--- Problem 1 ---
From the video game passage, extract the portion beginning at the words "You want to" and ending after the words "in video games.".
--- Problem 2 ---
Answer these questions from the video game passage:
(a) Which game sets the style of the RPG the writer longed for in the SNES days?
(b) What game is named as Kirby's foray into the racing genre?
(c) Which series does the writer call a poor set of sequels?

--- Exercise passage ---
= = = = =
Back in the SNES days, I longed for an RPG in the style of Super Mario RPG: Legend of the Seven Stars that brought all the Nintendo universes together. I still want that game.
Stickers = Badges?
And hey, if Kirby could make a fun and memorable foray into the racing genre (Kirby's Air Ride), then why can't other series wet their feet outside their home genre? Not sure if we should count Link's Crossbow Training or Metroid Pinball, but the older series have plenty of room to expand. Only pray they don't go the way of Star Fox.
(Metroid MMO plz?)
You want to know what I think was a poor set of sequels? Halo.
Don't get me wrong, I love Halo to pieces. Ask Kairon. I've stated numerous times that I would buy an XBOX just for Halo. It's kind of like being gay for a specific male celebrity, but in video games.
= = = = =
[Dataset excerpts]
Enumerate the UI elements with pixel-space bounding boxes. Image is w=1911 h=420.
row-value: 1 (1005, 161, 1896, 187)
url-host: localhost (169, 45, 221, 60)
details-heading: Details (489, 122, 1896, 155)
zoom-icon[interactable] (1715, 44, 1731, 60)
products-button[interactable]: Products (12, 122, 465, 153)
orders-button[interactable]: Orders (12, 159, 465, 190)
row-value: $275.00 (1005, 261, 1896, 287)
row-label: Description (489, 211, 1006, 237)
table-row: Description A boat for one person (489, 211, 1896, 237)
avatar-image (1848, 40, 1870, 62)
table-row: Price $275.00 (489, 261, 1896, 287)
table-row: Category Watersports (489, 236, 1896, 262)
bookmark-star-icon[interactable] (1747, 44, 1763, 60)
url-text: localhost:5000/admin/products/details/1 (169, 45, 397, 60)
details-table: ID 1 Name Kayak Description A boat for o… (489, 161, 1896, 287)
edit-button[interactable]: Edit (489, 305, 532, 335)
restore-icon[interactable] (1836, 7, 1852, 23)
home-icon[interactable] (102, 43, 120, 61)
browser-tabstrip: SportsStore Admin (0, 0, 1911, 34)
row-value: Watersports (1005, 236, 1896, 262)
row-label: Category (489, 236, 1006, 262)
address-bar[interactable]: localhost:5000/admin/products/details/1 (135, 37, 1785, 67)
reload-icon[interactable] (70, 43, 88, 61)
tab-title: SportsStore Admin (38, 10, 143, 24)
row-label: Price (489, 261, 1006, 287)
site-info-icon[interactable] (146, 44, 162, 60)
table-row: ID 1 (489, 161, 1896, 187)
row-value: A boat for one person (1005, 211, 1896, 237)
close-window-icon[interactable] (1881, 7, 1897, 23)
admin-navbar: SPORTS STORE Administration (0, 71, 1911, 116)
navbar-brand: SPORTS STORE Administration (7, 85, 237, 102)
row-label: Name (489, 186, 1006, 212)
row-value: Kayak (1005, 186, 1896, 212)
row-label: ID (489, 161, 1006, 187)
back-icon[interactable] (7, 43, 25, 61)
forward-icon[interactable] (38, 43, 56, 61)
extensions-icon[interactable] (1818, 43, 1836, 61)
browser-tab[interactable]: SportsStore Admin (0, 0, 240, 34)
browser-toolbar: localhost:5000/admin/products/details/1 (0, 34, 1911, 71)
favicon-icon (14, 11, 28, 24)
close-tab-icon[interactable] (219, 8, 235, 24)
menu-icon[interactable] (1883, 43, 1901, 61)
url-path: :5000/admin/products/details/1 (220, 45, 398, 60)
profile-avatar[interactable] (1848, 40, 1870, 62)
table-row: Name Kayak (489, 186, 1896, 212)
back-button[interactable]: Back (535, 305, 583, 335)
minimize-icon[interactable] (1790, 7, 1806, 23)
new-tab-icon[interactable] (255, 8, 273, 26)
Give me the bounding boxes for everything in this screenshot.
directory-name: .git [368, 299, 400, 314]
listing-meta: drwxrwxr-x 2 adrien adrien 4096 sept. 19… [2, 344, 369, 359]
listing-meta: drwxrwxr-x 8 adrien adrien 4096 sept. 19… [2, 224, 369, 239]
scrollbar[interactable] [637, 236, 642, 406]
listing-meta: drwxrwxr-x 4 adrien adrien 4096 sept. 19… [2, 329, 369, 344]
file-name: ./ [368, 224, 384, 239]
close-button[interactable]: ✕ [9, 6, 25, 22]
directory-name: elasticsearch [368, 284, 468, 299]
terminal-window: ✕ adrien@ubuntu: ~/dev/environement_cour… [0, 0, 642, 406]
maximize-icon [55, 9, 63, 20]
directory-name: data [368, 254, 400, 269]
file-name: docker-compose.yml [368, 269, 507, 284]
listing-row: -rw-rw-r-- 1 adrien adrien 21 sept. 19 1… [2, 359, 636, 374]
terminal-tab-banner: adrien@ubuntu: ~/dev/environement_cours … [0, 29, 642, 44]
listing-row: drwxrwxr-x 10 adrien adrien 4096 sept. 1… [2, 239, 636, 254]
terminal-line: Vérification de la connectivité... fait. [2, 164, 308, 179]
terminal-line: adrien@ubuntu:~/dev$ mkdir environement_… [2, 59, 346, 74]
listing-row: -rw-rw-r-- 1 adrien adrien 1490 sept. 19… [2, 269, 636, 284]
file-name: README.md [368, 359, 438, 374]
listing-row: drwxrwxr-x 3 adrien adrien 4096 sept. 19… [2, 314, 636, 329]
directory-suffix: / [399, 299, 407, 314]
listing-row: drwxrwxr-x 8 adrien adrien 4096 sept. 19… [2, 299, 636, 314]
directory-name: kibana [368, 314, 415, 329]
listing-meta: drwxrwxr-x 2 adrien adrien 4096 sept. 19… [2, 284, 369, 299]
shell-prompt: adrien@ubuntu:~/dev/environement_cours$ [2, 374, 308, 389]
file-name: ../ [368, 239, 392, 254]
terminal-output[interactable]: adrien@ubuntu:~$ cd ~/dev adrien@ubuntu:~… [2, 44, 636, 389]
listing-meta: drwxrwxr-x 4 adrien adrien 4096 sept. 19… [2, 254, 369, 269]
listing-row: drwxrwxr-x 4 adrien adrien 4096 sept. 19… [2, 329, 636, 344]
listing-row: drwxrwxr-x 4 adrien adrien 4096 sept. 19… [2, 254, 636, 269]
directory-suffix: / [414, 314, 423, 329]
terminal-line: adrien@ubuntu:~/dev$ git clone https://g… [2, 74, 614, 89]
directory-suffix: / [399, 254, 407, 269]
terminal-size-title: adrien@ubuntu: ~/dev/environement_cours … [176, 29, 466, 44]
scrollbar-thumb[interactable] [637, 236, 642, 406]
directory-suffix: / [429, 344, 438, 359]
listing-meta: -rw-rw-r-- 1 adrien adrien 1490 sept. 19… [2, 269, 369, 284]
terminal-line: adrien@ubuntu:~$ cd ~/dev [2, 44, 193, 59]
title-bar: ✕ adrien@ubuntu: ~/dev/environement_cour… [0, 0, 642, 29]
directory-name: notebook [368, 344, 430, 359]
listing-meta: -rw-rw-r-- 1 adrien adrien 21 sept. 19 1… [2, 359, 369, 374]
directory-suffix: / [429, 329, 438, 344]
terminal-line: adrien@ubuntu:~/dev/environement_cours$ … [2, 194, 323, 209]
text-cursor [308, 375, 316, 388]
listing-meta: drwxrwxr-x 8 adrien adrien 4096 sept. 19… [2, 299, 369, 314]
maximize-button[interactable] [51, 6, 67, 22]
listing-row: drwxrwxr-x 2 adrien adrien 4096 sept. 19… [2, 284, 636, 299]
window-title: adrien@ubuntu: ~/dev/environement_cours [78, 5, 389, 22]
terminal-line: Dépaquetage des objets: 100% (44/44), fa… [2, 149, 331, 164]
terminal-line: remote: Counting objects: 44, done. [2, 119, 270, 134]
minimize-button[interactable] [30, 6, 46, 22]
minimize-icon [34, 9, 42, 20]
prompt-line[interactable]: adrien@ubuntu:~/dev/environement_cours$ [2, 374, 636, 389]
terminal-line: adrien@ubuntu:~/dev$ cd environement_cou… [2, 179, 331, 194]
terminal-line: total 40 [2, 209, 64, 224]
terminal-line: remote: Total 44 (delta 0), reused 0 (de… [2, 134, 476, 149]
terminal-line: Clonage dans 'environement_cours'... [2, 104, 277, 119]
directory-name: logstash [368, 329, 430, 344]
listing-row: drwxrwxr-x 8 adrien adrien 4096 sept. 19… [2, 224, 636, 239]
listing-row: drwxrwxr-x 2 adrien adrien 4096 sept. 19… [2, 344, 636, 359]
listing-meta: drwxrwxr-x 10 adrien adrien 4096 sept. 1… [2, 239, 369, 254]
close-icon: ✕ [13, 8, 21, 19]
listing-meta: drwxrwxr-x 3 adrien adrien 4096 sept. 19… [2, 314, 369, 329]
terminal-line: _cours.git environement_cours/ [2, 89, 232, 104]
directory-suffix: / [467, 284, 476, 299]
= = = = =
--- Answer section 1 ---
You want to know what I think was a poor set of sequels? Halo.
Don't get me wrong, I love Halo to pieces. Ask Kairon. I've stated numerous times that I would buy an XBOX just for Halo. It's kind of like being gay for a specific male celebrity, but in video games.

--- Answer section 2 ---
(a) Super Mario RPG: Legend of the Seven Stars
(b) Kirby's Air Ride
(c) Halo